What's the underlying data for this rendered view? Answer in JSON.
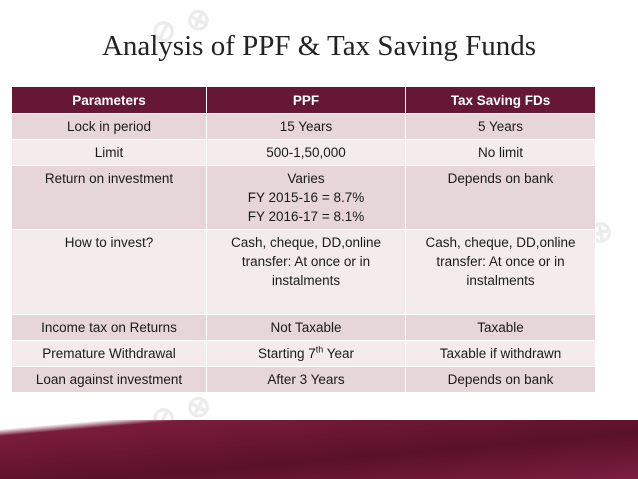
{
  "title": "Analysis of PPF & Tax Saving Funds",
  "table": {
    "headers": [
      "Parameters",
      "PPF",
      "Tax Saving FDs"
    ],
    "rows": [
      {
        "param": "Lock in period",
        "ppf": [
          "15 Years"
        ],
        "fd": [
          "5 Years"
        ]
      },
      {
        "param": "Limit",
        "ppf": [
          "500-1,50,000"
        ],
        "fd": [
          "No limit"
        ]
      },
      {
        "param": "Return on investment",
        "ppf": [
          "Varies",
          "FY 2015-16 = 8.7%",
          "FY 2016-17 = 8.1%"
        ],
        "fd": [
          "Depends on bank"
        ]
      },
      {
        "param": "How to invest?",
        "ppf": [
          "Cash, cheque, DD,online",
          "transfer: At once or in",
          "instalments"
        ],
        "fd": [
          "Cash, cheque, DD,online",
          "transfer: At once or in",
          "instalments"
        ]
      },
      {
        "param": "Income tax on Returns",
        "ppf": [
          "Not Taxable"
        ],
        "fd": [
          "Taxable"
        ]
      },
      {
        "param": "Premature Withdrawal",
        "ppf_prefix": "Starting 7",
        "ppf_sup": "th",
        "ppf_suffix": " Year",
        "fd": [
          "Taxable if withdrawn"
        ]
      },
      {
        "param": "Loan against investment",
        "ppf": [
          "After 3 Years"
        ],
        "fd": [
          "Depends on bank"
        ]
      }
    ]
  },
  "colors": {
    "header_bg": "#661733",
    "row_odd": "#e6d6d9",
    "row_even": "#f3ebec",
    "band": "#5a1129"
  }
}
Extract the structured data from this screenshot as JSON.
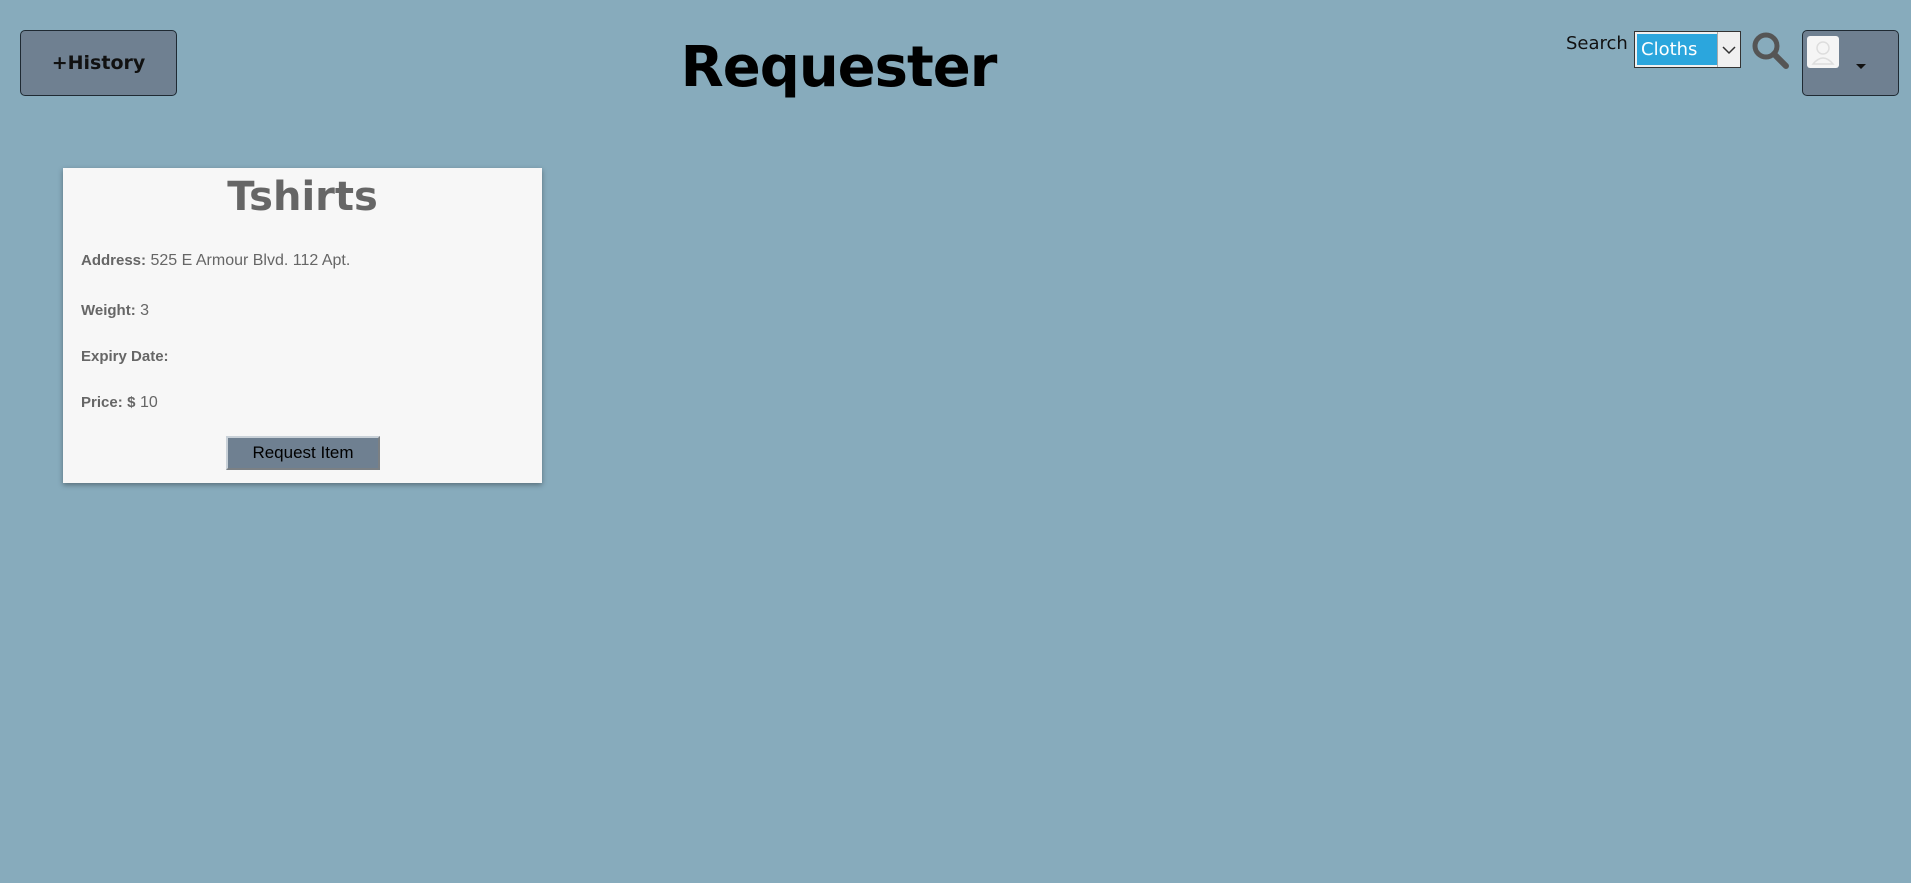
{
  "colors": {
    "background": "#87abbc",
    "button": "#6f8091",
    "select_highlight": "#2ba6dd",
    "card": "#f7f7f7"
  },
  "header": {
    "history_button_label": "+History",
    "title": "Requester",
    "search_label": "Search",
    "search_selected": "Cloths",
    "search_icon": "search-icon",
    "user_icon": "user-avatar-icon"
  },
  "items": [
    {
      "title": "Tshirts",
      "address_label": "Address:",
      "address": "525 E Armour Blvd. 112 Apt.",
      "weight_label": "Weight:",
      "weight": "3",
      "expiry_label": "Expiry Date:",
      "expiry": "",
      "price_label": "Price:",
      "price_prefix": "$",
      "price": "10",
      "request_button_label": "Request Item"
    }
  ]
}
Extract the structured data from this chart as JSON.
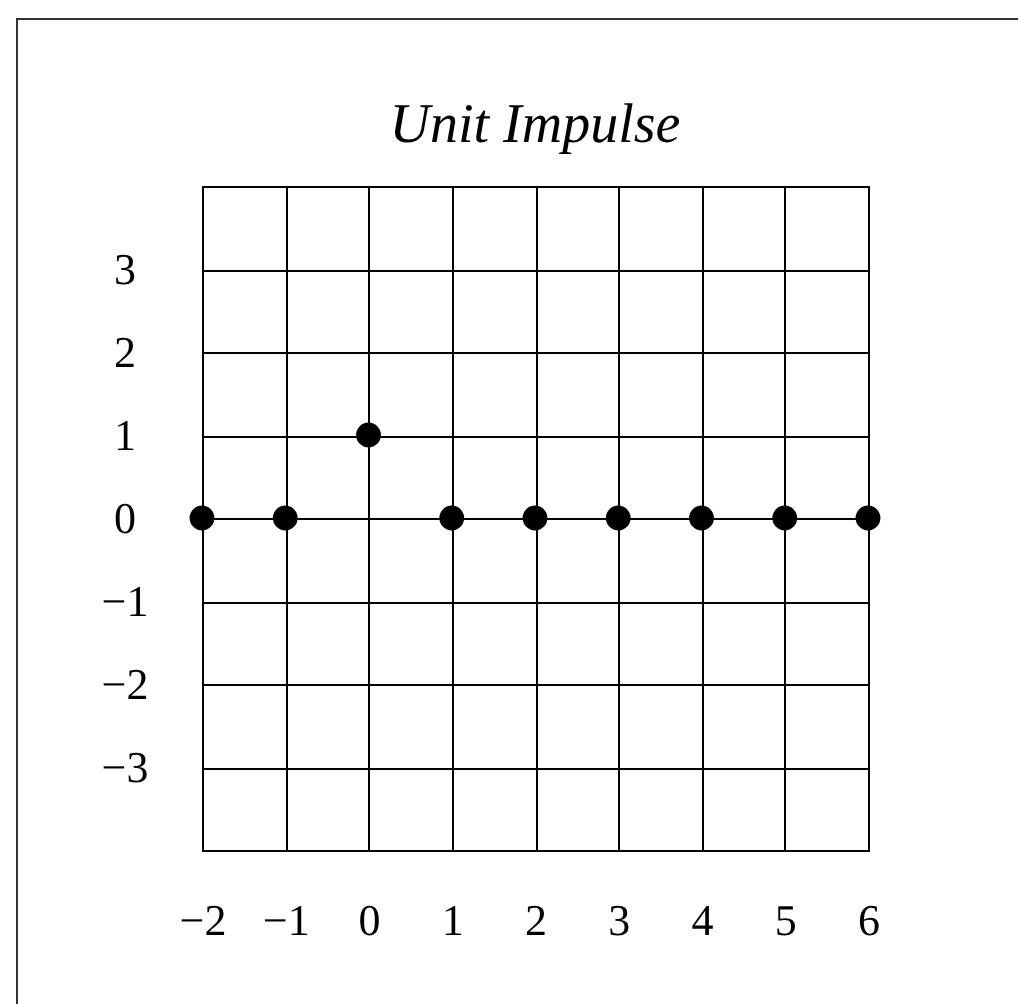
{
  "chart_data": {
    "type": "scatter",
    "title": "Unit Impulse",
    "x": [
      -2,
      -1,
      0,
      1,
      2,
      3,
      4,
      5,
      6
    ],
    "values": [
      0,
      0,
      1,
      0,
      0,
      0,
      0,
      0,
      0
    ],
    "color": "#000000",
    "xlim": [
      -2,
      6
    ],
    "ylim": [
      -4,
      4
    ],
    "xticks": [
      -2,
      -1,
      0,
      1,
      2,
      3,
      4,
      5,
      6
    ],
    "yticks": [
      -3,
      -2,
      -1,
      0,
      1,
      2,
      3
    ],
    "grid": true,
    "marker": "circle"
  }
}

————————

*What you should do*
Write out every line of the preceding listing that contains "Saving".

*Task output*
  "title": "Analysis of PPF & Tax Saving Funds",
      "Tax Saving FDs"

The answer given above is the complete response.